-- Begin --

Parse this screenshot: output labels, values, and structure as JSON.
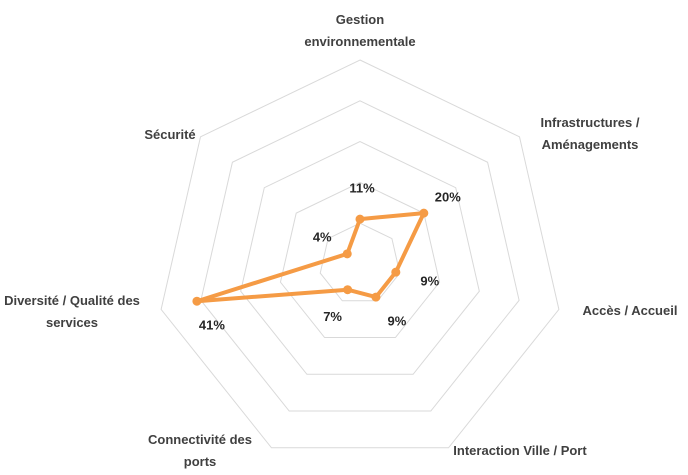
{
  "chart_data": {
    "type": "radar",
    "categories": [
      "Gestion environnementale",
      "Infrastructures / Aménagements",
      "Accès / Accueil",
      "Interaction Ville / Port",
      "Connectivité des ports",
      "Diversité / Qualité des services",
      "Sécurité"
    ],
    "values": [
      11,
      20,
      9,
      9,
      7,
      41,
      4
    ],
    "value_labels": [
      "11%",
      "20%",
      "9%",
      "9%",
      "7%",
      "41%",
      "4%"
    ],
    "color": "#f59b45",
    "ylim": [
      0,
      50
    ],
    "yticks": [
      0,
      10,
      20,
      30,
      40,
      50
    ],
    "grid": true
  }
}
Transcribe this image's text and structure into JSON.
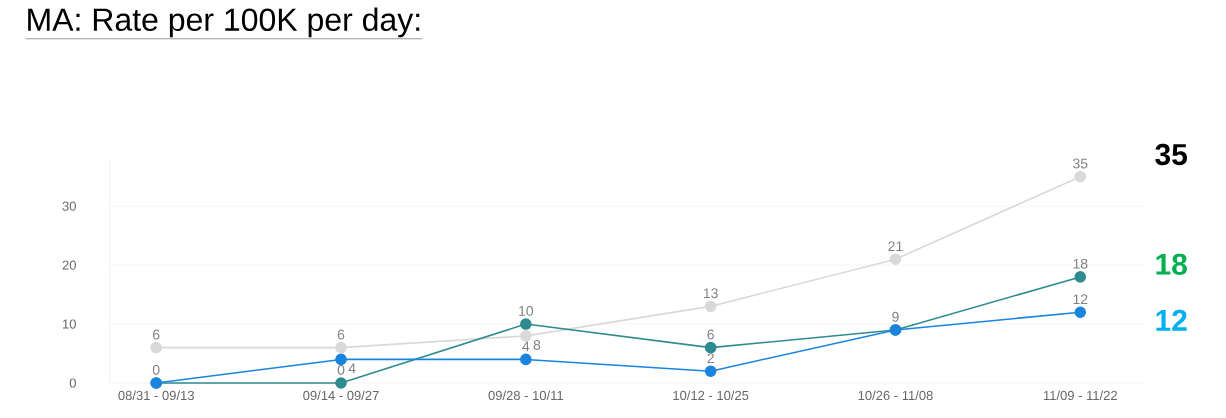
{
  "chart_data": {
    "type": "line",
    "title": "MA: Rate per 100K per day:",
    "categories": [
      "08/31 - 09/13",
      "09/14 - 09/27",
      "09/28 - 10/11",
      "10/12 - 10/25",
      "10/26 - 11/08",
      "11/09 - 11/22"
    ],
    "series": [
      {
        "color": "#d9d9d9",
        "values": [
          6,
          6,
          8,
          13,
          21,
          35
        ],
        "value_labels": [
          "6",
          "6",
          "8",
          "13",
          "21",
          "35"
        ]
      },
      {
        "color": "#2e8b8f",
        "values": [
          0,
          0,
          10,
          6,
          9,
          18
        ],
        "value_labels": [
          "0",
          "0",
          "10",
          "6",
          "9",
          "18"
        ]
      },
      {
        "color": "#1a84de",
        "values": [
          0,
          4,
          4,
          2,
          9,
          12
        ],
        "value_labels": [
          null,
          "4",
          "4",
          "2",
          null,
          "12"
        ]
      }
    ],
    "ylim": [
      0,
      38
    ],
    "yticks": [
      0,
      10,
      20,
      30
    ],
    "grid": "y",
    "marker": "circle",
    "annotations": [
      "35",
      "18",
      "12"
    ]
  }
}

-- End --

▶ WRITTEN PROBLEM
From the entries above, output every line exactly and omit any image.

▶ RESULT
Parse this screenshot: output labels, values, and structure as JSON.
{
  "chart_data": {
    "type": "radar",
    "categories": [
      "Gestion environnementale",
      "Infrastructures / Aménagements",
      "Accès / Accueil",
      "Interaction Ville / Port",
      "Connectivité des ports",
      "Diversité / Qualité des services",
      "Sécurité"
    ],
    "values": [
      11,
      20,
      9,
      9,
      7,
      41,
      4
    ],
    "value_labels": [
      "11%",
      "20%",
      "9%",
      "9%",
      "7%",
      "41%",
      "4%"
    ],
    "color": "#f59b45",
    "ylim": [
      0,
      50
    ],
    "yticks": [
      0,
      10,
      20,
      30,
      40,
      50
    ],
    "grid": true
  }
}
Transcribe this image's text and structure into JSON.
{
  "chart_data": {
    "type": "line",
    "title": "MA: Rate per 100K per day:",
    "categories": [
      "08/31 - 09/13",
      "09/14 - 09/27",
      "09/28 - 10/11",
      "10/12 - 10/25",
      "10/26 - 11/08",
      "11/09 - 11/22"
    ],
    "series": [
      {
        "color": "#d9d9d9",
        "values": [
          6,
          6,
          8,
          13,
          21,
          35
        ],
        "value_labels": [
          "6",
          "6",
          "8",
          "13",
          "21",
          "35"
        ]
      },
      {
        "color": "#2e8b8f",
        "values": [
          0,
          0,
          10,
          6,
          9,
          18
        ],
        "value_labels": [
          "0",
          "0",
          "10",
          "6",
          "9",
          "18"
        ]
      },
      {
        "color": "#1a84de",
        "values": [
          0,
          4,
          4,
          2,
          9,
          12
        ],
        "value_labels": [
          null,
          "4",
          "4",
          "2",
          null,
          "12"
        ]
      }
    ],
    "ylim": [
      0,
      38
    ],
    "yticks": [
      0,
      10,
      20,
      30
    ],
    "grid": "y",
    "marker": "circle",
    "annotations": [
      "35",
      "18",
      "12"
    ]
  }
}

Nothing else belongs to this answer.